(Recorded data)
— Begin —

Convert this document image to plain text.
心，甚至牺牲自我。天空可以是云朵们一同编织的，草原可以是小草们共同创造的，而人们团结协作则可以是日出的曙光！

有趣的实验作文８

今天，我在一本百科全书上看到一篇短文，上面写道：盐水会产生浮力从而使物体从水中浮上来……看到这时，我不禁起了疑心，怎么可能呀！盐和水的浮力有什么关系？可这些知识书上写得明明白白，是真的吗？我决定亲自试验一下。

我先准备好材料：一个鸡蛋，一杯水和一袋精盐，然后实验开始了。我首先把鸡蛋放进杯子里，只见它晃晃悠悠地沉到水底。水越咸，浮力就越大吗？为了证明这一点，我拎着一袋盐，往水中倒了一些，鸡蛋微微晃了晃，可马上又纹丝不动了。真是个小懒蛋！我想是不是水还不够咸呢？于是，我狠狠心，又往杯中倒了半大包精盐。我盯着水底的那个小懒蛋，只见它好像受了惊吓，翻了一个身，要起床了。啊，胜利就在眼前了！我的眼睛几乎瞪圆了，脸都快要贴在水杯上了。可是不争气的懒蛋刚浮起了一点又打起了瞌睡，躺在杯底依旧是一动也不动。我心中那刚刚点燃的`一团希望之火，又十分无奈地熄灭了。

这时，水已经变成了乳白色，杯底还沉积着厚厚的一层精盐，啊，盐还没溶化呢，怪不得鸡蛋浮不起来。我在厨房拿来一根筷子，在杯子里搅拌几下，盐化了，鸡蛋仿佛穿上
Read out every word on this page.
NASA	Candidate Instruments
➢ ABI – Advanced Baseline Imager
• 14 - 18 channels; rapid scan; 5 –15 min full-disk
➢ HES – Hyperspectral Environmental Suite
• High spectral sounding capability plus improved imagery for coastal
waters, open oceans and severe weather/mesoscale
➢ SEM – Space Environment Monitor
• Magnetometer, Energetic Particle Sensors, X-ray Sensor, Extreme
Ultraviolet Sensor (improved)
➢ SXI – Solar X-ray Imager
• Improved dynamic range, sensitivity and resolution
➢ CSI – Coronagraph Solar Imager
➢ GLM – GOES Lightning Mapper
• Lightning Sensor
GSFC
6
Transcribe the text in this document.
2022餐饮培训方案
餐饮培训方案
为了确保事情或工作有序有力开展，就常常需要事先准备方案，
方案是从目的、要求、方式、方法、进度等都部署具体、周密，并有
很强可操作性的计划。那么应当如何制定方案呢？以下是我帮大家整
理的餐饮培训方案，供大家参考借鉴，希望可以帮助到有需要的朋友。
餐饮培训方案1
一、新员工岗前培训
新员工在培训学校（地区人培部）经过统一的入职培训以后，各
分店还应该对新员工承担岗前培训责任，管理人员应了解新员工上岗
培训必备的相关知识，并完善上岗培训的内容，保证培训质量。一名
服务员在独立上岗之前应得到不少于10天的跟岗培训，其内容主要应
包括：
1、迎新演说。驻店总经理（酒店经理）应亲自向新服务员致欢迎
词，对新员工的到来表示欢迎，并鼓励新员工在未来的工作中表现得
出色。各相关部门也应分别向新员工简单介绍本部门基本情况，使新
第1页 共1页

— End —

Look through the listing and extract every line with "document" in it.

Convert this document image to plain text.
Transcribe the text in this document.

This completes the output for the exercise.